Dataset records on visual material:
================================

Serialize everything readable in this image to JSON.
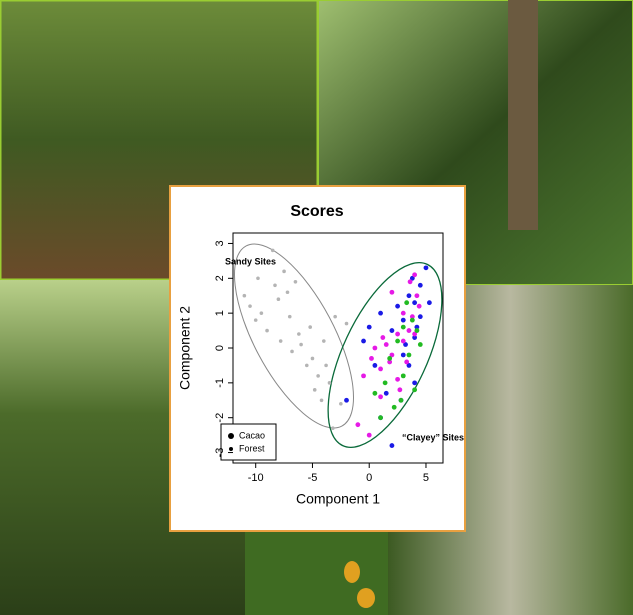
{
  "chart_data": {
    "type": "scatter",
    "title": "Scores",
    "x_label": "Component 1",
    "y_label": "Component 2",
    "xlim": [
      -12,
      6.5
    ],
    "ylim": [
      -3.3,
      3.3
    ],
    "xticks": [
      -10,
      -5,
      0,
      5
    ],
    "yticks": [
      -3,
      -2,
      -1,
      0,
      1,
      2,
      3
    ],
    "annotations": [
      "Sandy Sites",
      "“Clayey” Sites"
    ],
    "legend": [
      "Cacao",
      "Forest"
    ],
    "series": [
      {
        "color": "#b4b4b4",
        "x": [
          -11,
          -10.5,
          -10,
          -9.8,
          -9.5,
          -9,
          -8.5,
          -8.3,
          -8,
          -7.8,
          -7.5,
          -7.2,
          -7,
          -6.8,
          -6.5,
          -6.2,
          -6,
          -5.5,
          -5.2,
          -5,
          -4.8,
          -4.5,
          -4.2,
          -4,
          -3.8,
          -3.5,
          -3.2,
          -3,
          -2.5,
          -2
        ],
        "y": [
          1.5,
          1.2,
          0.8,
          2.0,
          1.0,
          0.5,
          2.8,
          1.8,
          1.4,
          0.2,
          2.2,
          1.6,
          0.9,
          -0.1,
          1.9,
          0.4,
          0.1,
          -0.5,
          0.6,
          -0.3,
          -1.2,
          -0.8,
          -1.5,
          0.2,
          -0.5,
          -1.0,
          -2.3,
          0.9,
          -1.6,
          0.7
        ]
      },
      {
        "color": "#1a1ae6",
        "x": [
          -2,
          -0.5,
          0.5,
          1,
          1.5,
          2,
          2,
          2.5,
          3,
          3,
          3.5,
          3.5,
          4,
          4,
          4,
          4.5,
          4.5,
          5,
          5.3,
          1,
          0,
          2.8,
          3.8,
          4.2,
          3.2
        ],
        "y": [
          -1.5,
          0.2,
          -0.5,
          1.0,
          -1.3,
          0.5,
          -2.8,
          1.2,
          -0.2,
          0.8,
          1.5,
          -0.5,
          1.3,
          0.3,
          -1.0,
          1.8,
          0.9,
          2.3,
          1.3,
          -2,
          0.6,
          -1.5,
          2.0,
          0.6,
          0.1
        ]
      },
      {
        "color": "#e61ae6",
        "x": [
          -1,
          -0.5,
          0,
          0.5,
          1,
          1.2,
          1.5,
          2,
          2,
          2.5,
          2.5,
          3,
          3,
          3.3,
          3.5,
          3.8,
          4,
          4,
          4.2,
          2.7,
          1.8,
          1,
          3.6,
          0.2,
          4.4
        ],
        "y": [
          -2.2,
          -0.8,
          -2.5,
          0.0,
          -0.6,
          0.3,
          0.1,
          -0.2,
          1.6,
          0.4,
          -0.9,
          0.2,
          1.0,
          -0.4,
          0.5,
          0.9,
          2.1,
          0.4,
          1.5,
          -1.2,
          -0.4,
          -1.4,
          1.9,
          -0.3,
          1.2
        ]
      },
      {
        "color": "#22bb22",
        "x": [
          0.5,
          1,
          1.8,
          2.2,
          2.5,
          3,
          3,
          3.5,
          3.8,
          4,
          4.2,
          2.8,
          1.4,
          3.3,
          4.5
        ],
        "y": [
          -1.3,
          -2,
          -0.3,
          -1.7,
          0.2,
          -0.8,
          0.6,
          -0.2,
          0.8,
          -1.2,
          0.5,
          -1.5,
          -1.0,
          1.3,
          0.1
        ]
      }
    ]
  }
}
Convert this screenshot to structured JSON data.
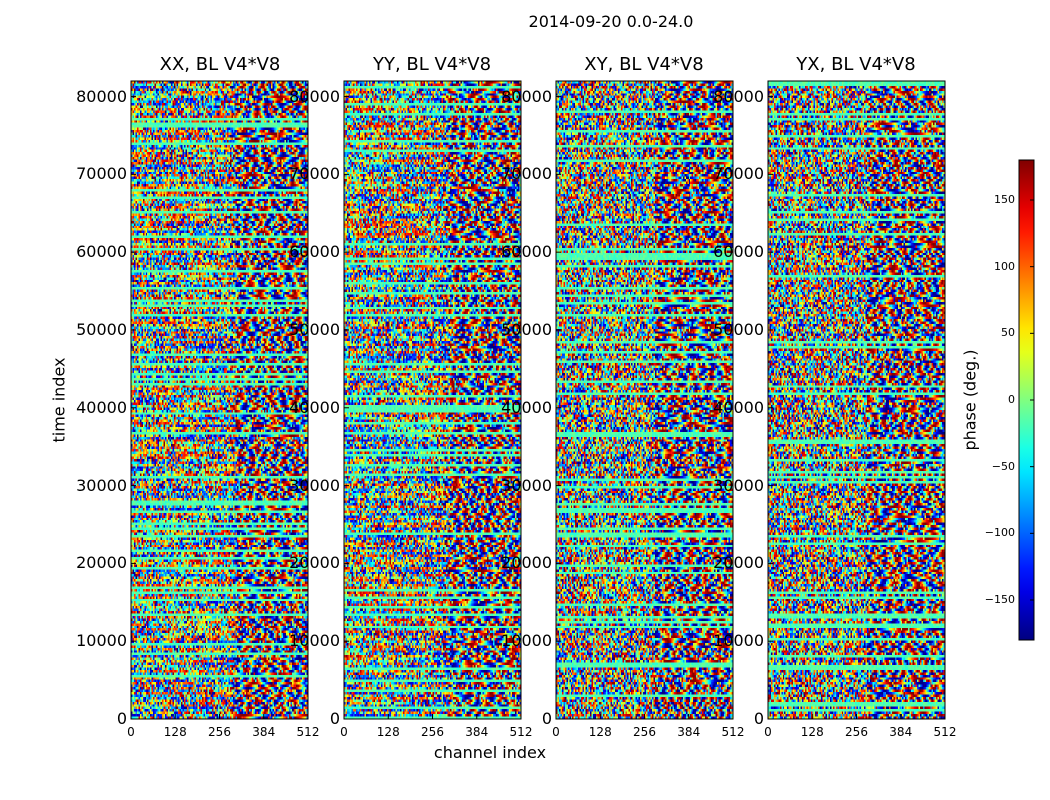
{
  "chart_data": {
    "type": "heatmap",
    "title": "2014-09-20 0.0-24.0",
    "xlabel": "channel index",
    "ylabel": "time index",
    "colorbar_label": "phase (deg.)",
    "colormap": "jet",
    "value_range": [
      -180,
      180
    ],
    "x_range": [
      0,
      512
    ],
    "y_range": [
      0,
      82000
    ],
    "x_ticks": [
      0,
      128,
      256,
      384,
      512
    ],
    "x_tick_labels": [
      "0",
      "128",
      "256",
      "384",
      "512"
    ],
    "y_ticks": [
      0,
      10000,
      20000,
      30000,
      40000,
      50000,
      60000,
      70000,
      80000
    ],
    "y_tick_labels": [
      "0",
      "10000",
      "20000",
      "30000",
      "40000",
      "50000",
      "60000",
      "70000",
      "80000"
    ],
    "colorbar_ticks": [
      -150,
      -100,
      -50,
      0,
      50,
      100,
      150
    ],
    "colorbar_tick_labels": [
      "−150",
      "−100",
      "−50",
      "0",
      "50",
      "100",
      "150"
    ],
    "panels": [
      {
        "title": "XX, BL V4*V8",
        "pol": "XX"
      },
      {
        "title": "YY, BL V4*V8",
        "pol": "YY"
      },
      {
        "title": "XY, BL V4*V8",
        "pol": "XY"
      },
      {
        "title": "YX, BL V4*V8",
        "pol": "YX"
      }
    ]
  }
}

================================

Set task:
Make an exact copy of all the material, but keep the pictures out of it.

Final answer:
Serialize everything readable in this image to JSON.
{
  "chart_data": {
    "type": "scatter",
    "title": "Scores",
    "x_label": "Component 1",
    "y_label": "Component 2",
    "xlim": [
      -12,
      6.5
    ],
    "ylim": [
      -3.3,
      3.3
    ],
    "xticks": [
      -10,
      -5,
      0,
      5
    ],
    "yticks": [
      -3,
      -2,
      -1,
      0,
      1,
      2,
      3
    ],
    "annotations": [
      "Sandy Sites",
      "“Clayey” Sites"
    ],
    "legend": [
      "Cacao",
      "Forest"
    ],
    "series": [
      {
        "color": "#b4b4b4",
        "x": [
          -11,
          -10.5,
          -10,
          -9.8,
          -9.5,
          -9,
          -8.5,
          -8.3,
          -8,
          -7.8,
          -7.5,
          -7.2,
          -7,
          -6.8,
          -6.5,
          -6.2,
          -6,
          -5.5,
          -5.2,
          -5,
          -4.8,
          -4.5,
          -4.2,
          -4,
          -3.8,
          -3.5,
          -3.2,
          -3,
          -2.5,
          -2
        ],
        "y": [
          1.5,
          1.2,
          0.8,
          2.0,
          1.0,
          0.5,
          2.8,
          1.8,
          1.4,
          0.2,
          2.2,
          1.6,
          0.9,
          -0.1,
          1.9,
          0.4,
          0.1,
          -0.5,
          0.6,
          -0.3,
          -1.2,
          -0.8,
          -1.5,
          0.2,
          -0.5,
          -1.0,
          -2.3,
          0.9,
          -1.6,
          0.7
        ]
      },
      {
        "color": "#1a1ae6",
        "x": [
          -2,
          -0.5,
          0.5,
          1,
          1.5,
          2,
          2,
          2.5,
          3,
          3,
          3.5,
          3.5,
          4,
          4,
          4,
          4.5,
          4.5,
          5,
          5.3,
          1,
          0,
          2.8,
          3.8,
          4.2,
          3.2
        ],
        "y": [
          -1.5,
          0.2,
          -0.5,
          1.0,
          -1.3,
          0.5,
          -2.8,
          1.2,
          -0.2,
          0.8,
          1.5,
          -0.5,
          1.3,
          0.3,
          -1.0,
          1.8,
          0.9,
          2.3,
          1.3,
          -2,
          0.6,
          -1.5,
          2.0,
          0.6,
          0.1
        ]
      },
      {
        "color": "#e61ae6",
        "x": [
          -1,
          -0.5,
          0,
          0.5,
          1,
          1.2,
          1.5,
          2,
          2,
          2.5,
          2.5,
          3,
          3,
          3.3,
          3.5,
          3.8,
          4,
          4,
          4.2,
          2.7,
          1.8,
          1,
          3.6,
          0.2,
          4.4
        ],
        "y": [
          -2.2,
          -0.8,
          -2.5,
          0.0,
          -0.6,
          0.3,
          0.1,
          -0.2,
          1.6,
          0.4,
          -0.9,
          0.2,
          1.0,
          -0.4,
          0.5,
          0.9,
          2.1,
          0.4,
          1.5,
          -1.2,
          -0.4,
          -1.4,
          1.9,
          -0.3,
          1.2
        ]
      },
      {
        "color": "#22bb22",
        "x": [
          0.5,
          1,
          1.8,
          2.2,
          2.5,
          3,
          3,
          3.5,
          3.8,
          4,
          4.2,
          2.8,
          1.4,
          3.3,
          4.5
        ],
        "y": [
          -1.3,
          -2,
          -0.3,
          -1.7,
          0.2,
          -0.8,
          0.6,
          -0.2,
          0.8,
          -1.2,
          0.5,
          -1.5,
          -1.0,
          1.3,
          0.1
        ]
      }
    ]
  }
}
Convert this screenshot to structured JSON data.
{
  "chart_data": {
    "type": "heatmap",
    "title": "2014-09-20 0.0-24.0",
    "xlabel": "channel index",
    "ylabel": "time index",
    "colorbar_label": "phase (deg.)",
    "colormap": "jet",
    "value_range": [
      -180,
      180
    ],
    "x_range": [
      0,
      512
    ],
    "y_range": [
      0,
      82000
    ],
    "x_ticks": [
      0,
      128,
      256,
      384,
      512
    ],
    "x_tick_labels": [
      "0",
      "128",
      "256",
      "384",
      "512"
    ],
    "y_ticks": [
      0,
      10000,
      20000,
      30000,
      40000,
      50000,
      60000,
      70000,
      80000
    ],
    "y_tick_labels": [
      "0",
      "10000",
      "20000",
      "30000",
      "40000",
      "50000",
      "60000",
      "70000",
      "80000"
    ],
    "colorbar_ticks": [
      -150,
      -100,
      -50,
      0,
      50,
      100,
      150
    ],
    "colorbar_tick_labels": [
      "−150",
      "−100",
      "−50",
      "0",
      "50",
      "100",
      "150"
    ],
    "panels": [
      {
        "title": "XX, BL V4*V8",
        "pol": "XX"
      },
      {
        "title": "YY, BL V4*V8",
        "pol": "YY"
      },
      {
        "title": "XY, BL V4*V8",
        "pol": "XY"
      },
      {
        "title": "YX, BL V4*V8",
        "pol": "YX"
      }
    ]
  }
}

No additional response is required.